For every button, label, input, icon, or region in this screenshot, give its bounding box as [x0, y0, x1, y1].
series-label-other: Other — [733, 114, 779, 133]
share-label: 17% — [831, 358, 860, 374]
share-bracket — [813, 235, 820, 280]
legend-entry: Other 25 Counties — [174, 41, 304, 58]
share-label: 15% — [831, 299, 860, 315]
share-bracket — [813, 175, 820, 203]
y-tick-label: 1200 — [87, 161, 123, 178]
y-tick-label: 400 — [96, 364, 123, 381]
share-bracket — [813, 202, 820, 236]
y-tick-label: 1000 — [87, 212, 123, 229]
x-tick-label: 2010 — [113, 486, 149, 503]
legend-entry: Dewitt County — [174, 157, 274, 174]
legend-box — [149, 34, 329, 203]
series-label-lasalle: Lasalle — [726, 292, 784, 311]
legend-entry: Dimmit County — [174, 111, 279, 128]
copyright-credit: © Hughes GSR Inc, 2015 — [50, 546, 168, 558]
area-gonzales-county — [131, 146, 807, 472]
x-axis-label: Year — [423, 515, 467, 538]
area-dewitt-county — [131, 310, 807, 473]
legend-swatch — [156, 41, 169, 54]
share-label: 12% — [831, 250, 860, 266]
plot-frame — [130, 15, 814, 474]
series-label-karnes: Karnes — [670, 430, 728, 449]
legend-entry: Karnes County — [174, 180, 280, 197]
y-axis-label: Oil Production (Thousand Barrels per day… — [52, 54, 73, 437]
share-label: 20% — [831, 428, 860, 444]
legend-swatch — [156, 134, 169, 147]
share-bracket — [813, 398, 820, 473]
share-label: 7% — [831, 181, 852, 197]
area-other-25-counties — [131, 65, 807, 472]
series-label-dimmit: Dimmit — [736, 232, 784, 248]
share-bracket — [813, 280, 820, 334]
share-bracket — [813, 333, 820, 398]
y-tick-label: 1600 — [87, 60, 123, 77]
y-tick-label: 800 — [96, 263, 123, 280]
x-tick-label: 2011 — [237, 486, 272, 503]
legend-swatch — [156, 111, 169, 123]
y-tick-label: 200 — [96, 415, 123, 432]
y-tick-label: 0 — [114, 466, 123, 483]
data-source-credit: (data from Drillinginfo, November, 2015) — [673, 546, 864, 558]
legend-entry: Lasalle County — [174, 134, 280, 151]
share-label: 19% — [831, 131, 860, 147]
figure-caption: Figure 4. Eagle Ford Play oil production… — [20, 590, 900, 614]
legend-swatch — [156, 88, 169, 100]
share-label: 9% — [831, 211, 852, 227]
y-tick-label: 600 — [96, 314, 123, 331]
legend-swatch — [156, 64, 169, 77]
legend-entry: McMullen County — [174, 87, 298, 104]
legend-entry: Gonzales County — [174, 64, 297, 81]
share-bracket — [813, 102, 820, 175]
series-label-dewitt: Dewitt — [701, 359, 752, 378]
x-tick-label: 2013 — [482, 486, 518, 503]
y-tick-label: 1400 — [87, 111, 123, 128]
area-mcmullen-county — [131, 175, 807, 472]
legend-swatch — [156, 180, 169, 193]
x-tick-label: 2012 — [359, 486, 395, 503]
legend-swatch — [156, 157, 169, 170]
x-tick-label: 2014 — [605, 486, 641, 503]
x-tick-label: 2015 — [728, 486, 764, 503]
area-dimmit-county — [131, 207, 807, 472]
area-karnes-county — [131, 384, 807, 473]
+--
→ WHAT YOU HAVE TO DO: Render all of the lines above as a numbered list, leaving out any blank lines.

→ RESPONSE BELOW:
1. For every button, label, input, icon, or region in this screenshot, give its bounding box as [x0, y0, x1, y1].
2. series-label-other: Other — [733, 114, 779, 133]
3. share-label: 17% — [831, 358, 860, 374]
4. share-bracket — [813, 235, 820, 280]
5. legend-entry: Other 25 Counties — [174, 41, 304, 58]
6. share-label: 15% — [831, 299, 860, 315]
7. share-bracket — [813, 175, 820, 203]
8. y-tick-label: 1200 — [87, 161, 123, 178]
9. y-tick-label: 400 — [96, 364, 123, 381]
10. share-bracket — [813, 202, 820, 236]
11. y-tick-label: 1000 — [87, 212, 123, 229]
12. x-tick-label: 2010 — [113, 486, 149, 503]
13. legend-entry: Dewitt County — [174, 157, 274, 174]
14. legend-box — [149, 34, 329, 203]
15. series-label-lasalle: Lasalle — [726, 292, 784, 311]
16. legend-entry: Dimmit County — [174, 111, 279, 128]
17. copyright-credit: © Hughes GSR Inc, 2015 — [50, 546, 168, 558]
18. area-gonzales-county — [131, 146, 807, 472]
19. x-axis-label: Year — [423, 515, 467, 538]
20. area-dewitt-county — [131, 310, 807, 473]
21. legend-swatch — [156, 41, 169, 54]
22. share-label: 12% — [831, 250, 860, 266]
23. plot-frame — [130, 15, 814, 474]
24. series-label-karnes: Karnes — [670, 430, 728, 449]
25. legend-entry: Karnes County — [174, 180, 280, 197]
26. y-axis-label: Oil Production (Thousand Barrels per day… — [52, 54, 73, 437]
27. share-label: 20% — [831, 428, 860, 444]
28. legend-swatch — [156, 134, 169, 147]
29. share-bracket — [813, 398, 820, 473]
30. share-label: 7% — [831, 181, 852, 197]
31. area-other-25-counties — [131, 65, 807, 472]
32. series-label-dimmit: Dimmit — [736, 232, 784, 248]
33. share-bracket — [813, 280, 820, 334]
34. share-bracket — [813, 333, 820, 398]
35. y-tick-label: 1600 — [87, 60, 123, 77]
36. y-tick-label: 800 — [96, 263, 123, 280]
37. x-tick-label: 2011 — [237, 486, 272, 503]
38. legend-swatch — [156, 111, 169, 123]
39. y-tick-label: 200 — [96, 415, 123, 432]
40. y-tick-label: 0 — [114, 466, 123, 483]
41. data-source-credit: (data from Drillinginfo, November, 2015) — [673, 546, 864, 558]
42. legend-entry: Lasalle County — [174, 134, 280, 151]
43. share-label: 19% — [831, 131, 860, 147]
44. figure-caption: Figure 4. Eagle Ford Play oil production… — [20, 590, 900, 614]
45. legend-swatch — [156, 88, 169, 100]
46. share-label: 9% — [831, 211, 852, 227]
47. y-tick-label: 600 — [96, 314, 123, 331]
48. legend-swatch — [156, 64, 169, 77]
49. legend-entry: McMullen County — [174, 87, 298, 104]
50. legend-entry: Gonzales County — [174, 64, 297, 81]
51. share-bracket — [813, 102, 820, 175]
52. series-label-dewitt: Dewitt — [701, 359, 752, 378]
53. x-tick-label: 2013 — [482, 486, 518, 503]
54. y-tick-label: 1400 — [87, 111, 123, 128]
55. area-mcmullen-county — [131, 175, 807, 472]
56. legend-swatch — [156, 180, 169, 193]
57. x-tick-label: 2012 — [359, 486, 395, 503]
58. legend-swatch — [156, 157, 169, 170]
59. x-tick-label: 2014 — [605, 486, 641, 503]
60. x-tick-label: 2015 — [728, 486, 764, 503]
61. area-dimmit-county — [131, 207, 807, 472]
62. area-karnes-county — [131, 384, 807, 473]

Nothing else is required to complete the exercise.